> _TESTO_
▬▬▬
Per chi si fosse illuso, dopo l’incontro di ieri tra il premier Mario Monti ed Enrico Giovannini, che la questione dei costi della politica fosse tra le priorità del Governo, è arrivata in mattinata la “smentita” di Palazzo Chigi. Per gli interventi sugli stipendi dei parlamentari, si sottolinea in una nota, «la competenza appartiene alle Camere e non esistono poteri sostitutivi» da parte del governo anche in caso di «inerzia» del Parlamento. Intanto si scopre che il regolamento sul personale del Senato prevede un’«indennità compensativa di produttività» che equivale a una sedicesima mensilità. E Gian Antonio Stella racconta le indennità (indifendibili) dei deputati siciliani. Di seguito gli articoli del Corriere e del Sole.
Palazzo Chigi: costi della politica, «La competenza appartiene alle Camere»«In relazione al titolo di un quotidiano secondo il quale, in caso di inerzia del Parlamento in merito ai trattamenti economici dei senatori e dei deputati, interverrebbe il governo, la presidenza del Consiglio fa sapere che la competenza appartiene alle Camere e non esistono poteri sostitutivi in materia»: questa la nota ufficiale della presidenza del Consiglio che ribadisce come ci sia autonomia assoluta delle due Camere per quanto riguarda il trattamento economico di deputati e senatori.
▬▬▬
> _ESTRATTO DEL DATASET_
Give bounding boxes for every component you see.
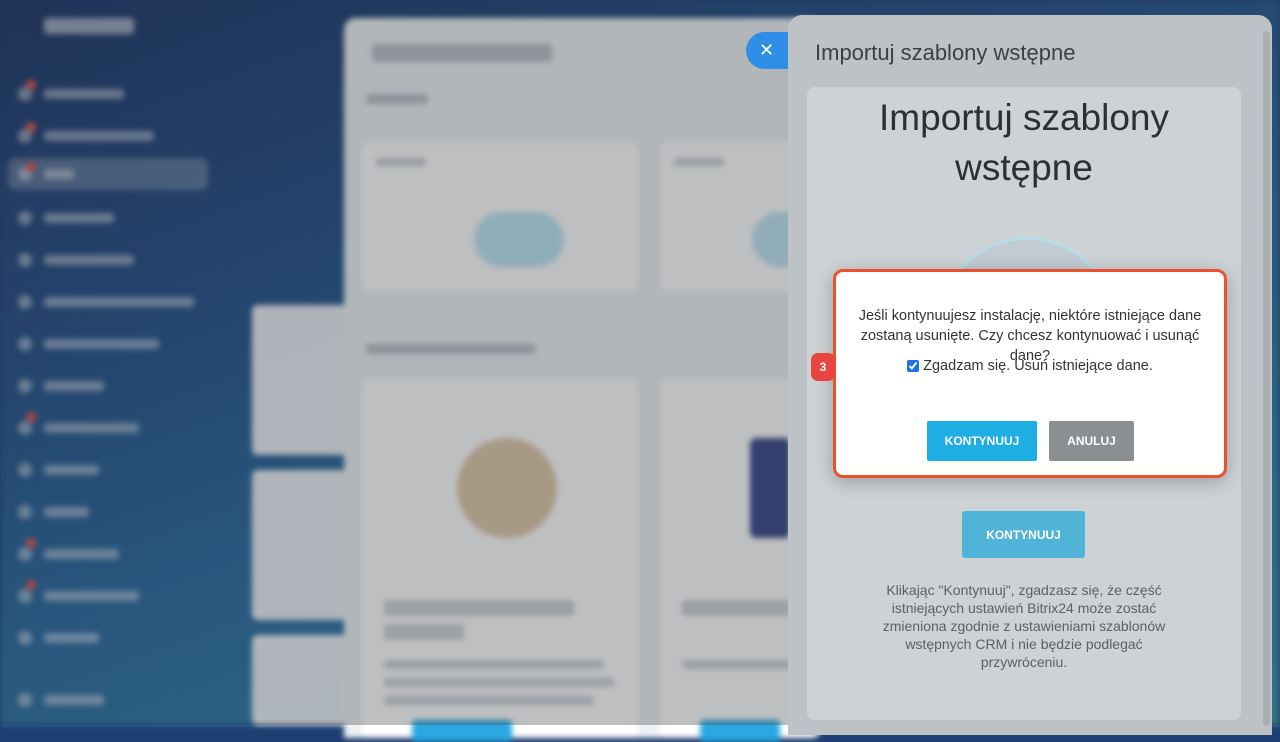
scrollbar[interactable] [1263,31,1270,726]
step-badge: 3 [811,353,835,381]
continue-button[interactable]: KONTYNUUJ [962,511,1085,558]
agree-label: Zgadzam się. Usuń istniejące dane. [923,358,1153,374]
dialog-message: Jeśli kontynuujesz instalację, niektóre … [858,308,1202,364]
confirm-dialog: Jeśli kontynuujesz instalację, niektóre … [833,269,1227,478]
close-icon: ✕ [759,40,775,61]
agree-checkbox[interactable] [907,360,920,372]
agree-option[interactable]: Zgadzam się. Usuń istniejące dane. [836,358,1224,374]
consent-note: Klikając "Kontynuuj", zgadzasz się, że c… [882,582,1166,670]
dialog-cancel-button[interactable]: ANULUJ [1049,421,1134,461]
dialog-continue-button[interactable]: KONTYNUUJ [927,421,1037,461]
page-title: Importuj szablony wstępne [879,97,1169,188]
slider-title: Importuj szablony wstępne [815,40,1076,65]
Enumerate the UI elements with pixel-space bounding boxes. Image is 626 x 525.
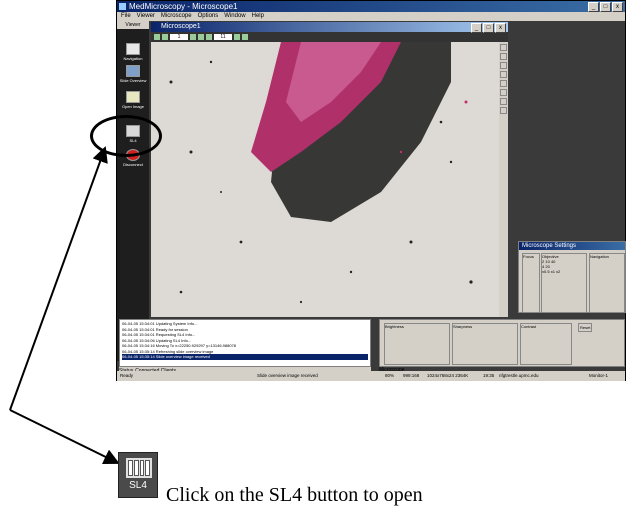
▬▬▬
> _ESERCIZI_
(A) Trascrivi per intero il testo sui costi della politica, senza modificarne nemmeno una parola.
(B) Riscrivi in forma di lista JSON di stringhe le righe dell'elenco, partendo dall'inizio e arrivando alla riga che contiene "dialog-cancel-button[interactable]: ANULUJ [1049,421,1134,461]", entrambe le estremità incluse. Ogni stringa deve corrispondere a una riga: tralascia le righe vuote e non includere le immagini.
Il testo e l'elenco provengono da fonti diverse.

> _SOLUZIONI_
(A)
Per chi si fosse illuso, dopo l’incontro di ieri tra il premier Mario Monti ed Enrico Giovannini, che la questione dei costi della politica fosse tra le priorità del Governo, è arrivata in mattinata la “smentita” di Palazzo Chigi. Per gli interventi sugli stipendi dei parlamentari, si sottolinea in una nota, «la competenza appartiene alle Camere e non esistono poteri sostitutivi» da parte del governo anche in caso di «inerzia» del Parlamento. Intanto si scopre che il regolamento sul personale del Senato prevede un’«indennità compensativa di produttività» che equivale a una sedicesima mensilità. E Gian Antonio Stella racconta le indennità (indifendibili) dei deputati siciliani. Di seguito gli articoli del Corriere e del Sole.
Palazzo Chigi: costi della politica, «La competenza appartiene alle Camere»«In relazione al titolo di un quotidiano secondo il quale, in caso di inerzia del Parlamento in merito ai trattamenti economici dei senatori e dei deputati, interverrebbe il governo, la presidenza del Consiglio fa sapere che la competenza appartiene alle Camere e non esistono poteri sostitutivi in materia»: questa la nota ufficiale della presidenza del Consiglio che ribadisce come ci sia autonomia assoluta delle due Camere per quanto riguarda il trattamento economico di deputati e senatori.

(B)
[
  "Give bounding boxes for every component you see.",
  "scrollbar[interactable] [1263,31,1270,726]",
  "step-badge: 3 [811,353,835,381]",
  "continue-button[interactable]: KONTYNUUJ [962,511,1085,558]",
  "agree-label: Zgadzam się. Usuń istniejące dane. [923,358,1153,374]",
  "dialog-message: Jeśli kontynuujesz instalację, niektóre … [858,308,1202,364]",
  "confirm-dialog: Jeśli kontynuujesz instalację, niektóre … [833,269,1227,478]",
  "close-icon: ✕ [759,40,775,61]",
  "agree-checkbox[interactable] [907,360,920,372]",
  "agree-option[interactable]: Zgadzam się. Usuń istniejące dane. [836,358,1224,374]",
  "consent-note: Klikając \"Kontynuuj\", zgadzasz się, że c… [882,582,1166,670]",
  "dialog-cancel-button[interactable]: ANULUJ [1049,421,1134,461]"
]